How many lines hold the string "للقلب"? Reply with the number alone.

begin

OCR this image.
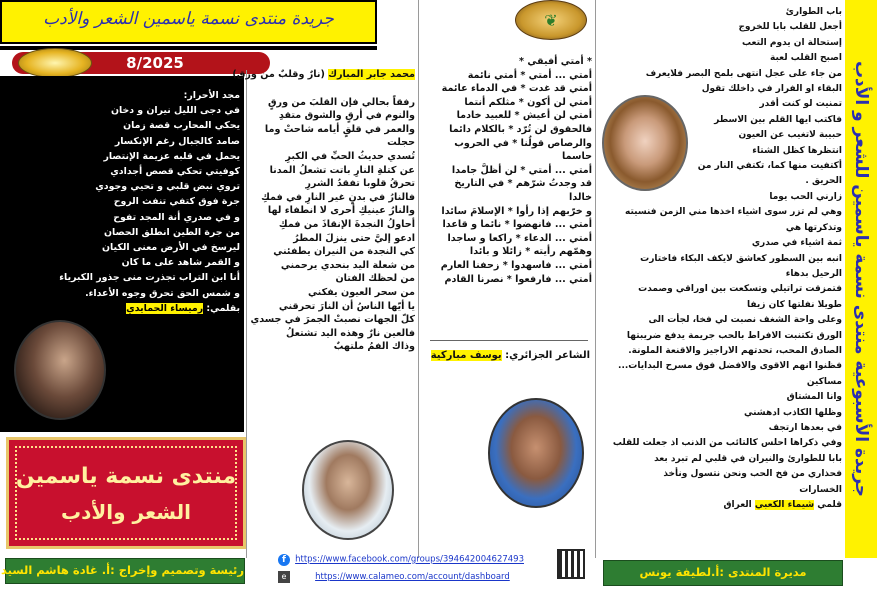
جريدة منتدى نسمة ياسمين الشعر والأدب
8/2025

مجد الأحرار:

في دجى الليل نيران و دخان

يحكي المحارب قصة زمان

صامد كالجبال رغم الإنكسار

يحمل في قلبه عزيمة الإنتصار

كوفيتي تحكي قصص أجدادي

تروي نبض قلبي و تحيي وجودي

جرة فوق كتفي تنفث الروح

و في صدري أنة المجد تفوح

من جرة الطين انطلق الحصان

ليرسخ في الأرض معنى الكيان

و القمر شاهد على ما كان

أنا ابن التراب تجذرت منى جذور الكبرياء

و شمس الحق تحرق وجوه الأعداء.

بقلمي: رميساء الحمايدي

منتدى نسمة ياسمين
الشعر والأدب

محمد جابر المبارك (نارٌ وقلبٌ من ورق)

رفقاً بحالي فإن القلبَ من ورقٍ

والنوم في أرقٍ والشوق متقدِ

والعمر في قلقٍ أيامه شاحتْ وما

حجلت

تُسدي حديثُ الحبِّ في الكبرِ

عن كتلةِ النارِ باتت تشعلُ المدنا

تحرقُ قلوبا تفقدُ الشررِ

فالنارُ في بدنٍ غير النارِ في فمكِ

والنارُ عينيكِ أحرى لا انطفاء لها

أحاولُ النجدةَ الإنقاذَ من فمكِ

ادعو إليَّ حتى ينزلَ المطرُ

كي النجدة من النيران يطفئني

من شعلة اليد بنحدي يرحمني

من لحظك الفتان

من سحر العيون يفكني

يا أيّها الناسُ أن النارَ تحرقني

كلّ الجهات نصبتْ الجمرَ في جسدي

فالعين نارٌ وهذه اليد تشتعلُ

وذاك الفمُ ملتهبٌ

❦

* أمتي أفيقي *

أمتي ... أمتي * أمتي نائمة

أمتي قد غدت * في الدماء عائمة

أمتي لن أكون * مثلكم أنتما

أمتي لن أعيش * للعبيد خادما

فالحقوق لن تُرّد * بالكلام دائما

والرصاص قولُنا * في الحروب

حاسما

أمتي ... أمتي * لن أظلَّ جامدا

قد وجدتُ شرّهم * في التاريخ

خالدا

و خرّبهم إذا رأوا * الإسلامَ سائدا

أمتي ... فانهضوا * نائما و قاعدا

أمتي ... الدعاء * راكعا و ساجدا

وهمّهم رأيته * زائلا و بائدا

أمتي ... فاسهدوا * زحفنا العارم

أمتي ... فارفعوا * نصرنا القادم

الشاعر الجزائري: يوسف مباركية

باب الطوارئ

أجعل للقلب بابا للخروج

إستحالة ان يدوم التعب

اصبح القلب لعبة

من جاء على عجل انتهى بلمح البصر فلايعرف

البقاء او الفرار في داخلك تقول

تمنيت لو كنت أقدر

فاكتب ايها القلم بين الاسطر

حبيبة لاتغيب عن العيون

انتظرها كظل الشتاء

أكتفيت منها كما، تكتفي النار من

الحريق .

زارني الحب يوما

وهي لم تزر سوى اشياء اخذها مني الزمن فنسيته

وتذكرتها هي

ثمة اشياء في صدري

انبه بين السطور كعاشق لايكف البكاء فاختارت

الرحيل بدهاء

فتمزقت تراتيلي وتسكعت بين اوراقي وصمدت

طويلا نفلتها كان زيفا

وعلى واحة الشغف نصبت لي فخا، لجأت الى

الورق تكتنبت الافراط بالحب جريمة يدفع ضريبتها

الصادق المحب، تحدتهم الاراجيز والاقنعة الملونة.

فظنوا انهم الاقوى والافضل فوق مسرح البدايات...

مساكين

وانا المشتاق

وظلها الكاذب ادهشني

في بعدها ارتجف

وفي ذكراها احلس كالتائب من الذنب اذ جعلت للقلب

بابا للطوارئ والنيران في قلبي لم تبرد بعد

فحذاري من فخ الحب ونحن نتسول ونأخذ

الخسارات

قلمي شيماء الكعبي العراق

جريدة الأسبوعية منتدى نسمة ياسمين للشعر و الأدب
رئيسة وتصميم وإخراج :أ. غادة هاشم السيد	مديرة المنتدى :أ.لطيفة يونس
f https://www.facebook.com/groups/394642004627493
e	https://www.calameo.com/account/dashboard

end

ANSWER TO THE EXERCISE:
2